# Aim of the task:
Records follow. Select each line holding "separate".

Extracted records:
>> begin

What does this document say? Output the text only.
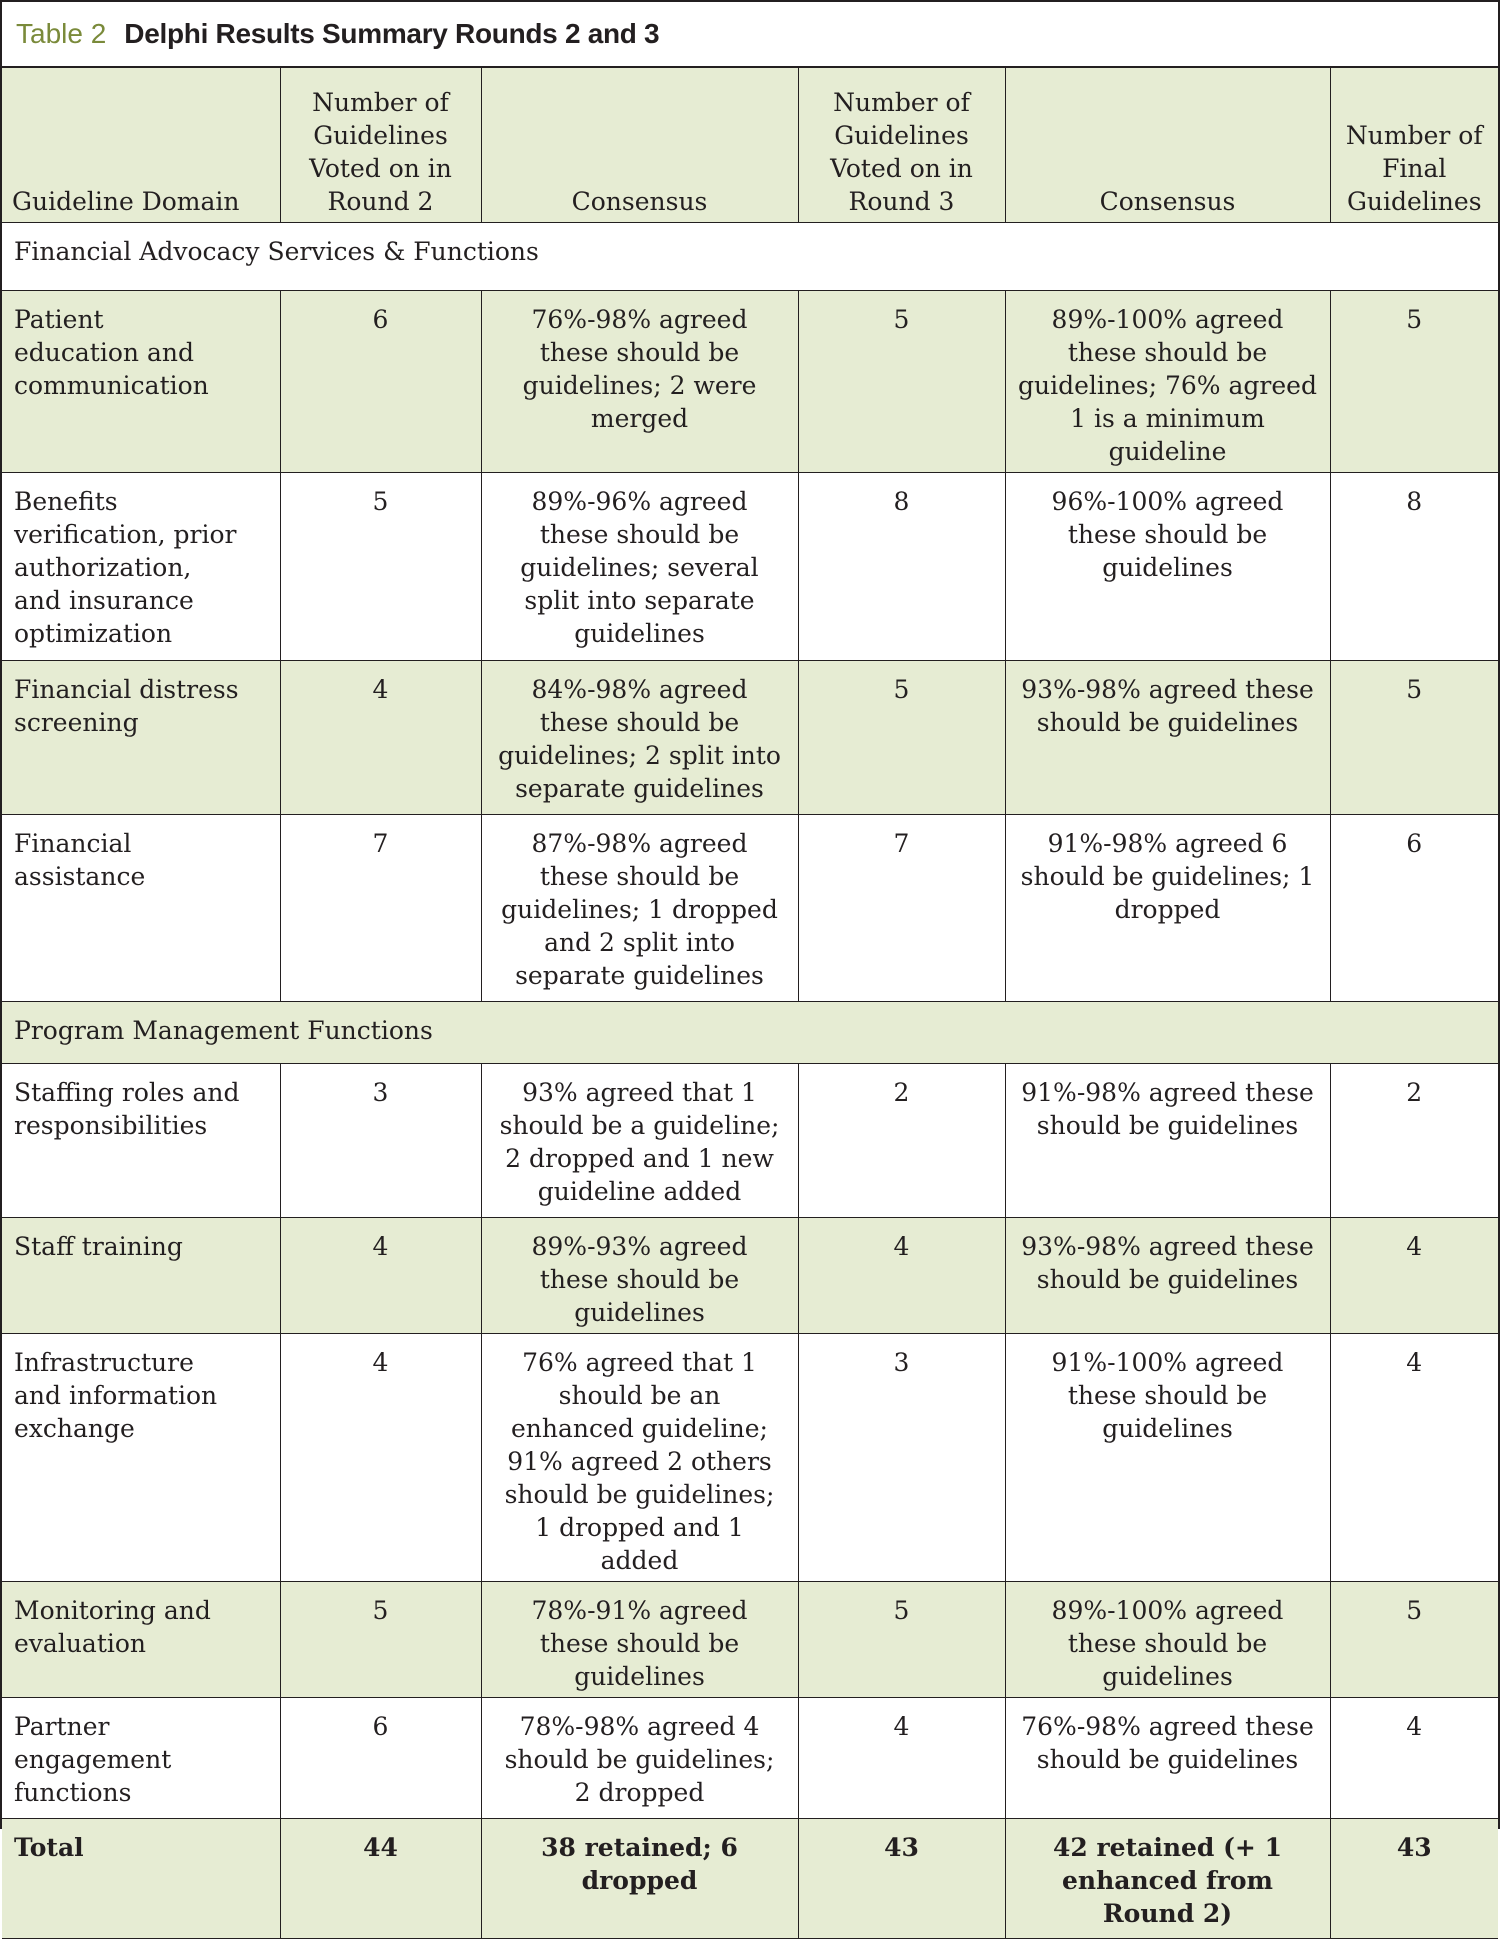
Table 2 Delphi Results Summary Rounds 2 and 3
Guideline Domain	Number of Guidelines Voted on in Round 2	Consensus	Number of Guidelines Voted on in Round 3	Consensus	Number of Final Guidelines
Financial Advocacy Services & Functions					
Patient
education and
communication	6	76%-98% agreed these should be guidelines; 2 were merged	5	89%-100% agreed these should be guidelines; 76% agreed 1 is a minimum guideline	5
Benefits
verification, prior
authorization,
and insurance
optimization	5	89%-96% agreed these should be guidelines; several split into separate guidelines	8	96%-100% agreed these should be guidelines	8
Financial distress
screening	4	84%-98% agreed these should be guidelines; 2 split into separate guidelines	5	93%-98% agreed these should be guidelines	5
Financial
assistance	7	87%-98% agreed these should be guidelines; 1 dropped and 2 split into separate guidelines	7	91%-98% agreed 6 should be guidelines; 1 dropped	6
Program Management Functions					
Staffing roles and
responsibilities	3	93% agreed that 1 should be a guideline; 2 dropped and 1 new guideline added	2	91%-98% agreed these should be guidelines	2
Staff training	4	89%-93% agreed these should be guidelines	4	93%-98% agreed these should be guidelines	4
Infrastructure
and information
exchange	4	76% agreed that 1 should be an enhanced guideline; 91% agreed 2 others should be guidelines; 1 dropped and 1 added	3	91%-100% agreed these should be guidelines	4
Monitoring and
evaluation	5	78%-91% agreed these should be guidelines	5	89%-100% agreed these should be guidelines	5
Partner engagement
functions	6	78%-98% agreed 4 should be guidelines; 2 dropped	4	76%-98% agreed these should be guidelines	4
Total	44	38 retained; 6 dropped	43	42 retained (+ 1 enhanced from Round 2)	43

>> end

# Correct output:
optimization	5	89%-96% agreed these should be guidelines; several split into separate guidelines	8	96%-100% agreed these should be guidelines	8
screening	4	84%-98% agreed these should be guidelines; 2 split into separate guidelines	5	93%-98% agreed these should be guidelines	5
assistance	7	87%-98% agreed these should be guidelines; 1 dropped and 2 split into separate guidelines	7	91%-98% agreed 6 should be guidelines; 1 dropped	6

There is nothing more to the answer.